- Your task -
Write out all the material exactly. Leave nothing out.

(Records contained in a dataset)
※
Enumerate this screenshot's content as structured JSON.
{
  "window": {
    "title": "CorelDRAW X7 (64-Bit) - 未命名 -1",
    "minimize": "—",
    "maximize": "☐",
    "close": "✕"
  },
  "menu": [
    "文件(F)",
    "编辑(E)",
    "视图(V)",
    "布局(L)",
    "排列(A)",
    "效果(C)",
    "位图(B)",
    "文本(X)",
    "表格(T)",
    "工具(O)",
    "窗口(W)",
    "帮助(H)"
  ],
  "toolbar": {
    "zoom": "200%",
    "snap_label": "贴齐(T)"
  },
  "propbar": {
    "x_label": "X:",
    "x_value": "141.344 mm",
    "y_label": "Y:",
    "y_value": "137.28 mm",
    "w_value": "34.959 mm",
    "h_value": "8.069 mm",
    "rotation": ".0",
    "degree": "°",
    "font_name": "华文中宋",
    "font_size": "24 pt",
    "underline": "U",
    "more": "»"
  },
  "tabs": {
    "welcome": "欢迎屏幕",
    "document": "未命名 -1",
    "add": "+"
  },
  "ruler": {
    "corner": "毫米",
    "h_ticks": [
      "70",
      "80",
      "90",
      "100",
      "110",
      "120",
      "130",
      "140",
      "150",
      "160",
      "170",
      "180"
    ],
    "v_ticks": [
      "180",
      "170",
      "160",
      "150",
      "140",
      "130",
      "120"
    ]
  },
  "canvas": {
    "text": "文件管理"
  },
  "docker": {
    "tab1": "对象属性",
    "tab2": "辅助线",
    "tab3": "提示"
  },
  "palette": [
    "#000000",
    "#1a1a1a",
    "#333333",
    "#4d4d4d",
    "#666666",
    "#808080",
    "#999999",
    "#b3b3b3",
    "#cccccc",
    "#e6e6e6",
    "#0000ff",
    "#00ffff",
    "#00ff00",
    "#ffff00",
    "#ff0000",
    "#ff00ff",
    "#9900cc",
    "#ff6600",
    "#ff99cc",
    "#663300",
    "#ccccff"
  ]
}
※
- Result of the exercise -
Enumerate this screenshot's content as structured JSON.
{
  "window": {
    "title": "CorelDRAW X7 (64-Bit) - 未命名 -1",
    "minimize": "—",
    "maximize": "☐",
    "close": "✕"
  },
  "menu": [
    "文件(F)",
    "编辑(E)",
    "视图(V)",
    "布局(L)",
    "排列(A)",
    "效果(C)",
    "位图(B)",
    "文本(X)",
    "表格(T)",
    "工具(O)",
    "窗口(W)",
    "帮助(H)"
  ],
  "toolbar": {
    "zoom": "200%",
    "snap_label": "贴齐(T)"
  },
  "propbar": {
    "x_label": "X:",
    "x_value": "141.344 mm",
    "y_label": "Y:",
    "y_value": "137.28 mm",
    "w_value": "34.959 mm",
    "h_value": "8.069 mm",
    "rotation": ".0",
    "degree": "°",
    "font_name": "华文中宋",
    "font_size": "24 pt",
    "underline": "U",
    "more": "»"
  },
  "tabs": {
    "welcome": "欢迎屏幕",
    "document": "未命名 -1",
    "add": "+"
  },
  "ruler": {
    "corner": "毫米",
    "h_ticks": [
      "70",
      "80",
      "90",
      "100",
      "110",
      "120",
      "130",
      "140",
      "150",
      "160",
      "170",
      "180"
    ],
    "v_ticks": [
      "180",
      "170",
      "160",
      "150",
      "140",
      "130",
      "120"
    ]
  },
  "canvas": {
    "text": "文件管理"
  },
  "docker": {
    "tab1": "对象属性",
    "tab2": "辅助线",
    "tab3": "提示"
  },
  "palette": [
    "#000000",
    "#1a1a1a",
    "#333333",
    "#4d4d4d",
    "#666666",
    "#808080",
    "#999999",
    "#b3b3b3",
    "#cccccc",
    "#e6e6e6",
    "#0000ff",
    "#00ffff",
    "#00ff00",
    "#ffff00",
    "#ff0000",
    "#ff00ff",
    "#9900cc",
    "#ff6600",
    "#ff99cc",
    "#663300",
    "#ccccff"
  ]
}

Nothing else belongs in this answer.